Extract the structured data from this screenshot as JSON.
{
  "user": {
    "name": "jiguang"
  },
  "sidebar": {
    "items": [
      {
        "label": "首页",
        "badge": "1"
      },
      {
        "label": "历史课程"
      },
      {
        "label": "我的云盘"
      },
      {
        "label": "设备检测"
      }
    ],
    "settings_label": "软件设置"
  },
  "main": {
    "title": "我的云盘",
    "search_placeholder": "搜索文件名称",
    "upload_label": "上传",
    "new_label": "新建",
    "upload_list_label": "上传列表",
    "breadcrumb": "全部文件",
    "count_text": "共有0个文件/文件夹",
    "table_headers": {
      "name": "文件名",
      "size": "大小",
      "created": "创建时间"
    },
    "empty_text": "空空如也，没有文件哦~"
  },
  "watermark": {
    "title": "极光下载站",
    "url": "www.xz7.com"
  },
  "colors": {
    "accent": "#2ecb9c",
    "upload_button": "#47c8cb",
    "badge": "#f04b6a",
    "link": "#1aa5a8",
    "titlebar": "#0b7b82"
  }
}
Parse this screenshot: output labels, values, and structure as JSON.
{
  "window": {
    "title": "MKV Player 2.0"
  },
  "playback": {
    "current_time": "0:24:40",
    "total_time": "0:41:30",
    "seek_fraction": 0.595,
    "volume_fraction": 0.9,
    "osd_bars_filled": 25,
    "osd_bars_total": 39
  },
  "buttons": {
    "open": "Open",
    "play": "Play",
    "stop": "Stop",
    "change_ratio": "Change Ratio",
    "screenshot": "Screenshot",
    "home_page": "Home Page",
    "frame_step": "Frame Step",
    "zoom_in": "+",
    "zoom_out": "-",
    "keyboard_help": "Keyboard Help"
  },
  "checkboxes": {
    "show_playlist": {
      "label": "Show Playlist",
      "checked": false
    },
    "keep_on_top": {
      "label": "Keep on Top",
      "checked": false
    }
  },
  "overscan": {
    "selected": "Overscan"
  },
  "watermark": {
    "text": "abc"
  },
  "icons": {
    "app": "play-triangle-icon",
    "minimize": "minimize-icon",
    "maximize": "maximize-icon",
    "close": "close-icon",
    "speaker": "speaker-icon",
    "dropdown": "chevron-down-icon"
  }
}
....
PROMPT → Copy out every line from the data above that has "this" in it.

WRITTEN SOLUTION →
Extract the structured data from this screenshot as JSON.
Parse this screenshot: output labels, values, and structure as JSON.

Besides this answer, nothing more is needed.